◆ DIRECTIVE
Reproduce the listing below word for word, beginning with its first line and continuing through the line that contains "352, 307, 366]", with both of those lines included.

(begin)

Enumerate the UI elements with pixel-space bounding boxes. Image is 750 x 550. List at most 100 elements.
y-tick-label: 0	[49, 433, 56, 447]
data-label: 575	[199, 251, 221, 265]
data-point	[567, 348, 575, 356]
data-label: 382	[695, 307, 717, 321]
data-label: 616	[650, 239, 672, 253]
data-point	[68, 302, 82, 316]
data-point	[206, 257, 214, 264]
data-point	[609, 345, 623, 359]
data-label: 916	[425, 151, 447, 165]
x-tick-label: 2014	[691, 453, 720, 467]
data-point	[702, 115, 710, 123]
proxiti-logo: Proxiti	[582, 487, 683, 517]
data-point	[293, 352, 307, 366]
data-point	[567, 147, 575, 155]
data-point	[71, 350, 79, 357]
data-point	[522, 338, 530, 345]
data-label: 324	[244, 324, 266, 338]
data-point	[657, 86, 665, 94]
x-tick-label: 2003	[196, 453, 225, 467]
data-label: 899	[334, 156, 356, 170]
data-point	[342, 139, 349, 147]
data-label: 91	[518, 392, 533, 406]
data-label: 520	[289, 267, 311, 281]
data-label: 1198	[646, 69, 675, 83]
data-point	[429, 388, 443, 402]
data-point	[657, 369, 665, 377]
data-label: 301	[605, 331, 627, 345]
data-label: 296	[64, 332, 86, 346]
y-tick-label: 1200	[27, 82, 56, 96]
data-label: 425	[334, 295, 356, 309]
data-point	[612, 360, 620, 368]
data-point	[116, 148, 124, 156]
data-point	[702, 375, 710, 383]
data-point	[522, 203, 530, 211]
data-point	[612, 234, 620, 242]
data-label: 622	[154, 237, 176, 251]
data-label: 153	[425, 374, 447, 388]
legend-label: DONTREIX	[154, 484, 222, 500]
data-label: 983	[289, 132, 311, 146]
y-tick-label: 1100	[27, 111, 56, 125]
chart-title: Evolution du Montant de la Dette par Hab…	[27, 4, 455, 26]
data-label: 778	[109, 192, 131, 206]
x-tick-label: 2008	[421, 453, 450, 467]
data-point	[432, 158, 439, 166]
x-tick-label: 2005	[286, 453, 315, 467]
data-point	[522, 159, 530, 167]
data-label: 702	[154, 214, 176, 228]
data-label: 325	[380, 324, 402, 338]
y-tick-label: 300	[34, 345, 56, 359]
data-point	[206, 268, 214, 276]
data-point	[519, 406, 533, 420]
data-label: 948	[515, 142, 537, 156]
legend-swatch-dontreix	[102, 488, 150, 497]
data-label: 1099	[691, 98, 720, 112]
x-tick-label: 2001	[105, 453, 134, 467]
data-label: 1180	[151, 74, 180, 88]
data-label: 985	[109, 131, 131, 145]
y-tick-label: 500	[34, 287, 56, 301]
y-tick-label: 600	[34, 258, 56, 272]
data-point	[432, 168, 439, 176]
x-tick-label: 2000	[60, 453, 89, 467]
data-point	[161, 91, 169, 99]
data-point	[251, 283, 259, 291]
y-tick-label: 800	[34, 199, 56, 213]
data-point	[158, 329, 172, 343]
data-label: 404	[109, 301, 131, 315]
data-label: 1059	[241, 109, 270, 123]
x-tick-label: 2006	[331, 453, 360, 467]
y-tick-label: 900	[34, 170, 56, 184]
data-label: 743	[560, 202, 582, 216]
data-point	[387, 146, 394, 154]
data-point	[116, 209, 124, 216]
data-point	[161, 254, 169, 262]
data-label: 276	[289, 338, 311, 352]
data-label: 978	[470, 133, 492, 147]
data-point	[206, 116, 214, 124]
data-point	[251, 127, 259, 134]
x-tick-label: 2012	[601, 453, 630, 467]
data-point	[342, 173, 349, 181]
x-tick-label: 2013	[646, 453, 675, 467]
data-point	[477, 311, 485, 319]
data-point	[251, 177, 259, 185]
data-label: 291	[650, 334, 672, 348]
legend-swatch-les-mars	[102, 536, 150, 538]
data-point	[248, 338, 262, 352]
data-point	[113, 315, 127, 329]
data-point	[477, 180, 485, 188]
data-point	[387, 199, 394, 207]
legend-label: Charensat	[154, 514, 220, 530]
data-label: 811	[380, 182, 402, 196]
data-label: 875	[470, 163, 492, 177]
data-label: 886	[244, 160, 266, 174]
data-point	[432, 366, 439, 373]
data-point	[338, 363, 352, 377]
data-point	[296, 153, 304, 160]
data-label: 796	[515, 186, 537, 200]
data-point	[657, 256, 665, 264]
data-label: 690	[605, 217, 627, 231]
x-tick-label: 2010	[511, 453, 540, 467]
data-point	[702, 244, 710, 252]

(end)

◆ EXPECTED ANSWER
Enumerate the UI elements with pixel-space bounding boxes. Image is 750 x 550. List at most 100 elements.
y-tick-label: 0	[49, 433, 56, 447]
data-label: 575	[199, 251, 221, 265]
data-point	[567, 348, 575, 356]
data-label: 382	[695, 307, 717, 321]
data-label: 616	[650, 239, 672, 253]
data-point	[68, 302, 82, 316]
data-point	[206, 257, 214, 264]
data-point	[609, 345, 623, 359]
data-label: 916	[425, 151, 447, 165]
x-tick-label: 2014	[691, 453, 720, 467]
data-point	[702, 115, 710, 123]
proxiti-logo: Proxiti	[582, 487, 683, 517]
data-point	[293, 352, 307, 366]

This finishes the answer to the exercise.